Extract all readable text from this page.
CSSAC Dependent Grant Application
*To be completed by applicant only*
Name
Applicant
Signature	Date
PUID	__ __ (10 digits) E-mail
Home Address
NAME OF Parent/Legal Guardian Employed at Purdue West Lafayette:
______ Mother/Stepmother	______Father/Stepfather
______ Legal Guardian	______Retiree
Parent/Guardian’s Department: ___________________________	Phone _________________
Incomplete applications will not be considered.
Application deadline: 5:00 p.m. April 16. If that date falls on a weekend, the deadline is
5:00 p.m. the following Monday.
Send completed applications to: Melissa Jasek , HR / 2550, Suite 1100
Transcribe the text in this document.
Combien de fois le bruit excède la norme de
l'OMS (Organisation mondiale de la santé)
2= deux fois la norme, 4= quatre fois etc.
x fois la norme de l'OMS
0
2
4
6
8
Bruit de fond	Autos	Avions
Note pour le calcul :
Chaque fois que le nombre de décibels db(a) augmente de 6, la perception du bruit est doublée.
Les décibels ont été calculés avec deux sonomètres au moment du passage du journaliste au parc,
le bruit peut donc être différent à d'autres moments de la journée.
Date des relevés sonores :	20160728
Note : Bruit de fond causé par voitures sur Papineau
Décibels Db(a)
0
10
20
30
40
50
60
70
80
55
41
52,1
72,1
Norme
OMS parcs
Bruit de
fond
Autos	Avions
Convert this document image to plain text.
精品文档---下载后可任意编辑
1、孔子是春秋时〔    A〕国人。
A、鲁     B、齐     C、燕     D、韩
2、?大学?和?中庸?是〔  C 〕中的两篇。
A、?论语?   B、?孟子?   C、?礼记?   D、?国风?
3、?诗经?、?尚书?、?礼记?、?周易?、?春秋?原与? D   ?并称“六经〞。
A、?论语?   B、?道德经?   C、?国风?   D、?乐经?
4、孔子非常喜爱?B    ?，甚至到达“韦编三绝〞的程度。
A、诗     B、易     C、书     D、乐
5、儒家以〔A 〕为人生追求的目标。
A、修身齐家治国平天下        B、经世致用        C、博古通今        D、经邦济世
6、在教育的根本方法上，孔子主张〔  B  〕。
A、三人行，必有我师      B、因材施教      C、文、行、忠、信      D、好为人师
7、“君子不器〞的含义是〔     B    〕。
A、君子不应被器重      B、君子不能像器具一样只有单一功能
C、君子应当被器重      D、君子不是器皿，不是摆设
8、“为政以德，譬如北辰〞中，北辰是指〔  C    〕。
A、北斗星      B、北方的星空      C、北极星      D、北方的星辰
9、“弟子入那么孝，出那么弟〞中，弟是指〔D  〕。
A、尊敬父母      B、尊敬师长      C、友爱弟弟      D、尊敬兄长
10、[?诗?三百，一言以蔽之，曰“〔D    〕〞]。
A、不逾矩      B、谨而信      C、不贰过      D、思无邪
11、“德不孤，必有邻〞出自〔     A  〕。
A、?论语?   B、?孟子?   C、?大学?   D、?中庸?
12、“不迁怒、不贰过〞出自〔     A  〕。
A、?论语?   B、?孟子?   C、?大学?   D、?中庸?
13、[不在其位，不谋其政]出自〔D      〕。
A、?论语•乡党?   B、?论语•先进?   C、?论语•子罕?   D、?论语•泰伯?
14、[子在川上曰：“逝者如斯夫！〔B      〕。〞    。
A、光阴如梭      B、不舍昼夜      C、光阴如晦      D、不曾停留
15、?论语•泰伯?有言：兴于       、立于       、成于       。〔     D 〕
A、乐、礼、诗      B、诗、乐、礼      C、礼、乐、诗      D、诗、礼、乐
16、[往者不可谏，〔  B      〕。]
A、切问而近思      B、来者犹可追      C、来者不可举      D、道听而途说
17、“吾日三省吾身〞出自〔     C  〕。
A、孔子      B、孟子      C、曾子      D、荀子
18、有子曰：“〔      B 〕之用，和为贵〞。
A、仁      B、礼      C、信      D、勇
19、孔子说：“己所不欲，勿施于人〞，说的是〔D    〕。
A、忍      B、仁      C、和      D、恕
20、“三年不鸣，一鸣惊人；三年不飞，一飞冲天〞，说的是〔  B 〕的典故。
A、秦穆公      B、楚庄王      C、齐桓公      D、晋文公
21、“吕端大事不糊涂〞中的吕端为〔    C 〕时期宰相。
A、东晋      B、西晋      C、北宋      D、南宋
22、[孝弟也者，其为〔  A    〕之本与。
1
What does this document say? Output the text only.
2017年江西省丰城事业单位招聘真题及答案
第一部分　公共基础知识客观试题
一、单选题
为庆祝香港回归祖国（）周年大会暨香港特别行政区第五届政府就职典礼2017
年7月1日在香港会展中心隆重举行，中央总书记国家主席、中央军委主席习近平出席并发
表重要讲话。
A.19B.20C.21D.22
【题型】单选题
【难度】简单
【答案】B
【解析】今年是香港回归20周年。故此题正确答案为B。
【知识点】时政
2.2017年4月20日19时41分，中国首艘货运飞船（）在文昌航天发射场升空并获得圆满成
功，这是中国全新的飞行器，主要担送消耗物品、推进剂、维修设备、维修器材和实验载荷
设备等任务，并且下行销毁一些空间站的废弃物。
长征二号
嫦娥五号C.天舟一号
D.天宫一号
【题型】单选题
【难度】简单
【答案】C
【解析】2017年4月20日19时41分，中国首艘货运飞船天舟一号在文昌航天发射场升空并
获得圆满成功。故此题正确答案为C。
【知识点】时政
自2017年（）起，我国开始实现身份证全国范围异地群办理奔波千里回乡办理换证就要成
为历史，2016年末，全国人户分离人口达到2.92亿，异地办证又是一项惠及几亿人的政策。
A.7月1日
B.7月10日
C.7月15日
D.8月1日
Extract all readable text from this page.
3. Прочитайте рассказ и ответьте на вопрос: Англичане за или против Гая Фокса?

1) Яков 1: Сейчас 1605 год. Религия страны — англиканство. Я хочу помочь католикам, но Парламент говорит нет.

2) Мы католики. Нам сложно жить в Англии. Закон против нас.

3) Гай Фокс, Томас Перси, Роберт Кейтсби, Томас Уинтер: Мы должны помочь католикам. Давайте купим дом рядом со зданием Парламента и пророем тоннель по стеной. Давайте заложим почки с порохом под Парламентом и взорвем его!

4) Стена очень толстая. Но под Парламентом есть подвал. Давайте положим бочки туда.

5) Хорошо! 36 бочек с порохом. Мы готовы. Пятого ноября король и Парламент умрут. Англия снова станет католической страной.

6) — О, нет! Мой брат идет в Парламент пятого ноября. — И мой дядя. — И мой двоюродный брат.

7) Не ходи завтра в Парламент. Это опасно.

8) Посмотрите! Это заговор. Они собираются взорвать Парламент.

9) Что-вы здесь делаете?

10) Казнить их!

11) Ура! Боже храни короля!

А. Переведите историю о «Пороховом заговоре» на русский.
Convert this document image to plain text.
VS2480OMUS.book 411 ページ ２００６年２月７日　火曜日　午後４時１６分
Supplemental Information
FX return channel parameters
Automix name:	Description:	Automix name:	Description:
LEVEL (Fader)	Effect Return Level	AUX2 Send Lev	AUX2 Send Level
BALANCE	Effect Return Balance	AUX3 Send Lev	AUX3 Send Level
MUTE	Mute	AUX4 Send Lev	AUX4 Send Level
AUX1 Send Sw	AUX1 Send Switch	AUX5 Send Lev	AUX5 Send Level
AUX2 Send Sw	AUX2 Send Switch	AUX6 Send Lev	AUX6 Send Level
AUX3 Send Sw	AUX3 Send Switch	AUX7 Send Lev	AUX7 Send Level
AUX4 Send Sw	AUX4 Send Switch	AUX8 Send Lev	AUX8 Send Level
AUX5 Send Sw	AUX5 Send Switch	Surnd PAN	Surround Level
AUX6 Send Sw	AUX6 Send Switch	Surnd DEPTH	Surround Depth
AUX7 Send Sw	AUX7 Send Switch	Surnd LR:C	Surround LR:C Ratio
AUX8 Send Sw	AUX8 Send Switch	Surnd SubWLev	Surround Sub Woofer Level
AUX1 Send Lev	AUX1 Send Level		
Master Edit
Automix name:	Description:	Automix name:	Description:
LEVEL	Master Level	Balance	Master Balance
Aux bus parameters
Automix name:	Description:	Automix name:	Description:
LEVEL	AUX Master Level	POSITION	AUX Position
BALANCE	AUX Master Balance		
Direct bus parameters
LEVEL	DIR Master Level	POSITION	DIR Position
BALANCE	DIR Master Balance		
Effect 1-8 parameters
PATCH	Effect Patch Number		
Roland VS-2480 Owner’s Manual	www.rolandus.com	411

........

AIM
Find every line in the entries that includes the word "document", then state how many there are and nothing else.

RESULT FOR THIS TASK
4